>>>>>
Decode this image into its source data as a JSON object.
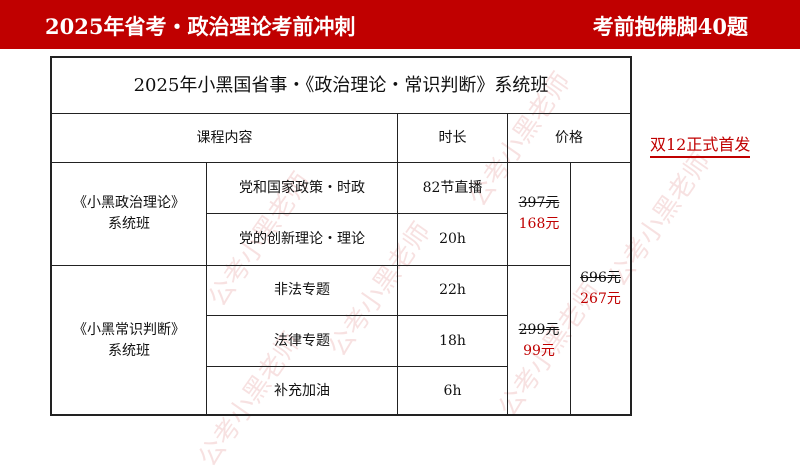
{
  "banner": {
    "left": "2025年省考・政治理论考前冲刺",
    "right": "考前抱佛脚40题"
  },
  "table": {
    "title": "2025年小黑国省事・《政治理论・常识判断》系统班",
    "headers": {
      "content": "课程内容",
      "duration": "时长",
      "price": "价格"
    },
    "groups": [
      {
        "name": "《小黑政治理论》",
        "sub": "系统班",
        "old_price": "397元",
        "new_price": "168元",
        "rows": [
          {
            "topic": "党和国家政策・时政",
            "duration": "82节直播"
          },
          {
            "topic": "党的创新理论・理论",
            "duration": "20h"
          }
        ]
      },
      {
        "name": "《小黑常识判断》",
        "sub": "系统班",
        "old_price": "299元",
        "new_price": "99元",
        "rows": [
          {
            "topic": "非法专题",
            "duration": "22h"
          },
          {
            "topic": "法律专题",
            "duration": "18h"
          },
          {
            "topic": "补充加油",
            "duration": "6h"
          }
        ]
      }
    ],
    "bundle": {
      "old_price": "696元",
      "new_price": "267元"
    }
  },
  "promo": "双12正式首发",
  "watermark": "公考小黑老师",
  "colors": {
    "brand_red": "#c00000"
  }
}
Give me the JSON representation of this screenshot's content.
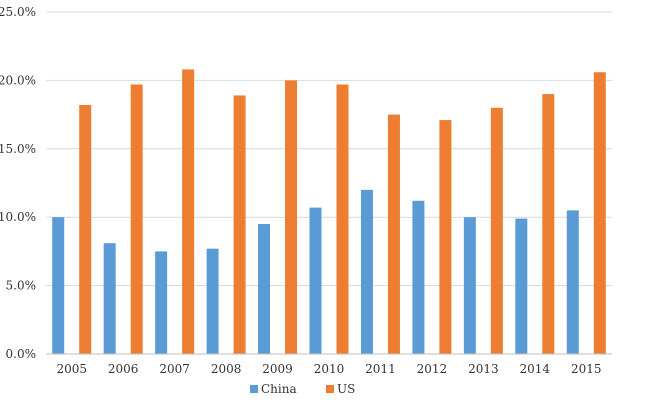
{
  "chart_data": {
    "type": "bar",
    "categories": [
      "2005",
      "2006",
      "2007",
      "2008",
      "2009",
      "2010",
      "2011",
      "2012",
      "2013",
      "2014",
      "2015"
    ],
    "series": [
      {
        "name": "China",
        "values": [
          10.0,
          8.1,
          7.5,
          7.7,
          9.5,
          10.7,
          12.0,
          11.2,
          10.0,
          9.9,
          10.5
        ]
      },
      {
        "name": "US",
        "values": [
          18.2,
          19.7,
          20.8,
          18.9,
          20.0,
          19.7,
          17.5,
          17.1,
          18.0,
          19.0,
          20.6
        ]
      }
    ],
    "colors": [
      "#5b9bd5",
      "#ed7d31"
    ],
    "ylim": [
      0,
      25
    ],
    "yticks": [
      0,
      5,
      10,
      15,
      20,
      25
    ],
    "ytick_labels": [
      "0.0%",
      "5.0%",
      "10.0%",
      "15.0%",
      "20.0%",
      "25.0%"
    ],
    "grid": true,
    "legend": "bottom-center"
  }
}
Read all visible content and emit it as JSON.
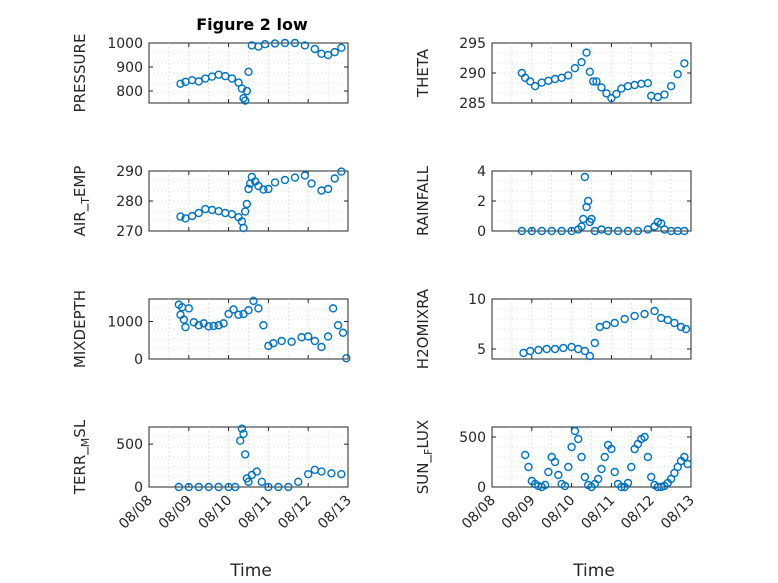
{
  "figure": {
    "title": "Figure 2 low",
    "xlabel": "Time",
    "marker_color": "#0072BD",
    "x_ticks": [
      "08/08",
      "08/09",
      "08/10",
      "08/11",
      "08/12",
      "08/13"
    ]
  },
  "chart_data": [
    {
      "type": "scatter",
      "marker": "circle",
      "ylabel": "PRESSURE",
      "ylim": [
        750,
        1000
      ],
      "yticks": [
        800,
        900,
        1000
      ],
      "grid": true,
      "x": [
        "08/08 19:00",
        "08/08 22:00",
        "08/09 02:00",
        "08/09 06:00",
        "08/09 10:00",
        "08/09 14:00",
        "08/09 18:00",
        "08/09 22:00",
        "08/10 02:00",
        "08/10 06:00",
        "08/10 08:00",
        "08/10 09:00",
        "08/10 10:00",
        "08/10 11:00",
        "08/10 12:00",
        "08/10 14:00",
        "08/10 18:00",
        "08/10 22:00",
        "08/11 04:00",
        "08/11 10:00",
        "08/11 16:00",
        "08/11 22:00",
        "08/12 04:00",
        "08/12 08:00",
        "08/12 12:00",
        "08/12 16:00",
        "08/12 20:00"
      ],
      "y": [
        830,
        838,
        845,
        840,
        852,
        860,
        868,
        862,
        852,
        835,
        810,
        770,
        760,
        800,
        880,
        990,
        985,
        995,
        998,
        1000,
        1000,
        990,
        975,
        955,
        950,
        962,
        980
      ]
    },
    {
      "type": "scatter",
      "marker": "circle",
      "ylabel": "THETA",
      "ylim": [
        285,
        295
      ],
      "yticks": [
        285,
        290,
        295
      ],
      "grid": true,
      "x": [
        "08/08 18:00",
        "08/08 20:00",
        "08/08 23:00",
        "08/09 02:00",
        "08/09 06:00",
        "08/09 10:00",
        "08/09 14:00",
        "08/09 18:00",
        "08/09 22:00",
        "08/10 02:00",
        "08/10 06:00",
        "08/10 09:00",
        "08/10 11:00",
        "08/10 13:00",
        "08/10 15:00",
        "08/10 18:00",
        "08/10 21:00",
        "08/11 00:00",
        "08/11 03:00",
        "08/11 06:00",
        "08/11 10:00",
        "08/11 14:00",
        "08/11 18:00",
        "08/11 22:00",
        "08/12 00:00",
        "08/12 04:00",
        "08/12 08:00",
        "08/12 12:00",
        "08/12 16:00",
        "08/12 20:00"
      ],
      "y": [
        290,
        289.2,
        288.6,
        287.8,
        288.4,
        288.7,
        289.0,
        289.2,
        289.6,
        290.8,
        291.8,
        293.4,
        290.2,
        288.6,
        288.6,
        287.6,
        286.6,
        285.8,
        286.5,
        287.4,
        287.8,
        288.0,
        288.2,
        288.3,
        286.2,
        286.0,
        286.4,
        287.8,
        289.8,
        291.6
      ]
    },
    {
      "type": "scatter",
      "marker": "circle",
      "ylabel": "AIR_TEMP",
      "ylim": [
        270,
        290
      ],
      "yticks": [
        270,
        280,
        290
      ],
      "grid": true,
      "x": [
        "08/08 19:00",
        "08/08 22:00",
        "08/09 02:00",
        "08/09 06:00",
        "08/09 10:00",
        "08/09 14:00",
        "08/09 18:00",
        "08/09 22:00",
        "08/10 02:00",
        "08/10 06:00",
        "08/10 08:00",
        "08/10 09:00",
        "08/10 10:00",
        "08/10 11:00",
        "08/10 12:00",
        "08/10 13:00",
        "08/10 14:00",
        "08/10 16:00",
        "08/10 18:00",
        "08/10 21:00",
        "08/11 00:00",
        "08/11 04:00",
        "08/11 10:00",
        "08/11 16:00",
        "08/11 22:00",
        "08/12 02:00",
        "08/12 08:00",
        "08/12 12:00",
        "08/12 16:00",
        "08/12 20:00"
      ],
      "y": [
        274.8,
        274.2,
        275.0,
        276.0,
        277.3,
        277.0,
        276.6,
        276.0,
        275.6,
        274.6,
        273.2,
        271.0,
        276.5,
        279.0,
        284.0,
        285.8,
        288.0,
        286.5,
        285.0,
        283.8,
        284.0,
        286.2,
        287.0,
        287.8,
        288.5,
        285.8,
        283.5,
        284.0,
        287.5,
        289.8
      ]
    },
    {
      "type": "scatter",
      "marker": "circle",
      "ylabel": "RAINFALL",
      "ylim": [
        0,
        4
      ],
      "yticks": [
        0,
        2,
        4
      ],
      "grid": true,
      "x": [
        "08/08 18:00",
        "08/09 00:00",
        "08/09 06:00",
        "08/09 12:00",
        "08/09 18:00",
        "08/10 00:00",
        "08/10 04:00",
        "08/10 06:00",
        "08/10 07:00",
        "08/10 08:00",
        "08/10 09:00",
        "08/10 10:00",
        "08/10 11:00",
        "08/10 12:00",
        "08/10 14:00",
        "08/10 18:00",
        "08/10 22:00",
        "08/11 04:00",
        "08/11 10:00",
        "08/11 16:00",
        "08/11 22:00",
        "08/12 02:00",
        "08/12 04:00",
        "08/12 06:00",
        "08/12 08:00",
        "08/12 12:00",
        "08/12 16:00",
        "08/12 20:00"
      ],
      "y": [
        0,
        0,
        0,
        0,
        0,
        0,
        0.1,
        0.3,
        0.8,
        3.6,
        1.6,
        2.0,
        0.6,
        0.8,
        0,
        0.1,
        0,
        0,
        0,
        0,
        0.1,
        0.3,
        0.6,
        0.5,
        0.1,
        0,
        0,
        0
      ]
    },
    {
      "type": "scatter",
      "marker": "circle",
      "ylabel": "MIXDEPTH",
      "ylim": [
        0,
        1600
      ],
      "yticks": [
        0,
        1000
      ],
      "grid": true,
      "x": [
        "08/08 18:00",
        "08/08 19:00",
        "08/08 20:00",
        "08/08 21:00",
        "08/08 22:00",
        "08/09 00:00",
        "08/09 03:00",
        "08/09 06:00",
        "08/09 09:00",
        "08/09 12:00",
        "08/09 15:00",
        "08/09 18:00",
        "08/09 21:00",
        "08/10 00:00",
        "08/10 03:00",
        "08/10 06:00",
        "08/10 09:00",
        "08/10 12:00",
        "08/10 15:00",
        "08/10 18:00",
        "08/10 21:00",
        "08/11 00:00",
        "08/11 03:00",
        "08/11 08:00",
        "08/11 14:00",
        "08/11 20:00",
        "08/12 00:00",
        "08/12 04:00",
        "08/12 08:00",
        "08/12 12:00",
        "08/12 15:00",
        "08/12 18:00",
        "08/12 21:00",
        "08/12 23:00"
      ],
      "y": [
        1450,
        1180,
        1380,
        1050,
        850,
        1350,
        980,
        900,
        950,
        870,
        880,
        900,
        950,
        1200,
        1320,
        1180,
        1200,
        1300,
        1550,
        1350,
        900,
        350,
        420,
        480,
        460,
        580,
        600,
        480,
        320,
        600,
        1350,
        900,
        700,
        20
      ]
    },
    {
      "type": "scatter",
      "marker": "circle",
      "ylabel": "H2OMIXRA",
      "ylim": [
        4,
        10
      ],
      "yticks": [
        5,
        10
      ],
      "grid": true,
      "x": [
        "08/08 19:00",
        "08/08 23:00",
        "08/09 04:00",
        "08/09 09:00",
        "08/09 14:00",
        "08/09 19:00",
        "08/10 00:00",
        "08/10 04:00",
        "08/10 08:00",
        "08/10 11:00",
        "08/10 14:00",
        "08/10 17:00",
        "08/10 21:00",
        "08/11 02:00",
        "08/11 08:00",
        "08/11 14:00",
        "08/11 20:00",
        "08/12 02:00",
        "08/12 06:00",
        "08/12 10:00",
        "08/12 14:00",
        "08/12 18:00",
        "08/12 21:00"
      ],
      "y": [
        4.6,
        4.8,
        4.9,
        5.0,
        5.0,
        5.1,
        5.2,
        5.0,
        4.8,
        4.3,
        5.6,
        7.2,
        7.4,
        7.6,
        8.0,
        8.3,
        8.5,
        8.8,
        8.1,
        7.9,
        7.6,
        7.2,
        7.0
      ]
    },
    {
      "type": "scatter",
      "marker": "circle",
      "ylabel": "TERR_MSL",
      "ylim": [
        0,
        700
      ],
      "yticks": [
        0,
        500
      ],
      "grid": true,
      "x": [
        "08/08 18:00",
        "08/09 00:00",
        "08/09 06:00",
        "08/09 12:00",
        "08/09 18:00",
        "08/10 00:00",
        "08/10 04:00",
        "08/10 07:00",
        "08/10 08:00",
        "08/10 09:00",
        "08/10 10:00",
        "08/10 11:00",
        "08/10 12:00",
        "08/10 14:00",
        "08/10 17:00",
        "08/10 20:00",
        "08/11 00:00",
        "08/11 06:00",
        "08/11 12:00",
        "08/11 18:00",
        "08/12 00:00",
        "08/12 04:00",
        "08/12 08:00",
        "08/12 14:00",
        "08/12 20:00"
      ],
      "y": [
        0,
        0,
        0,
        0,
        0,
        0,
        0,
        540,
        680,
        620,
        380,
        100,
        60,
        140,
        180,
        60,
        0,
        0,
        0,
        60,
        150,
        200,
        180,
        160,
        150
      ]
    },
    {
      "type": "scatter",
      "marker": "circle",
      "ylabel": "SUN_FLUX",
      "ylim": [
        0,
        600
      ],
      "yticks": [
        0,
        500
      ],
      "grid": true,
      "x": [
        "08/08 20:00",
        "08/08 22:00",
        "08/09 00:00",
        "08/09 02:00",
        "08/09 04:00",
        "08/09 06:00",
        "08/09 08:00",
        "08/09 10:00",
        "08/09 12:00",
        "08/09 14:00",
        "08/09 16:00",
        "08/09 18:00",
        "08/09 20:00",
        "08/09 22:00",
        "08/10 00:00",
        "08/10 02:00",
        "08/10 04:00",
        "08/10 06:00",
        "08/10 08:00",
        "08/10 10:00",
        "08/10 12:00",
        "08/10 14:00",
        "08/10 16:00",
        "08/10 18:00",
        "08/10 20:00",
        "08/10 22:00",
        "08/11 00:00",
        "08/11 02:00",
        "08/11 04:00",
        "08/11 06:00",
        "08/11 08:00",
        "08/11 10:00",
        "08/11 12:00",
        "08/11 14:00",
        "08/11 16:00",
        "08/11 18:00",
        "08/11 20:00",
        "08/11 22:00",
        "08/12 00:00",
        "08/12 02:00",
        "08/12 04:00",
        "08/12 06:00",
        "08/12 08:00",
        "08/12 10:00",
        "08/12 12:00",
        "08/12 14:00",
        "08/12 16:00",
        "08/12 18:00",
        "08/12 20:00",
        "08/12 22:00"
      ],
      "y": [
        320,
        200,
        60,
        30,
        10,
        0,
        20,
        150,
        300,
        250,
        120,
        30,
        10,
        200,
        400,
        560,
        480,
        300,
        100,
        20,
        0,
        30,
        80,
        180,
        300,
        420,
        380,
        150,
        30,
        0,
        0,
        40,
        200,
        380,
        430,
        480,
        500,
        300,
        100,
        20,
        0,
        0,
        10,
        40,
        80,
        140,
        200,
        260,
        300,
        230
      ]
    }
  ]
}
<<<<<
▶ What you should do: Give the count of lines in the records that contain "ylabel", and no other text.

▶ Output for this task: 8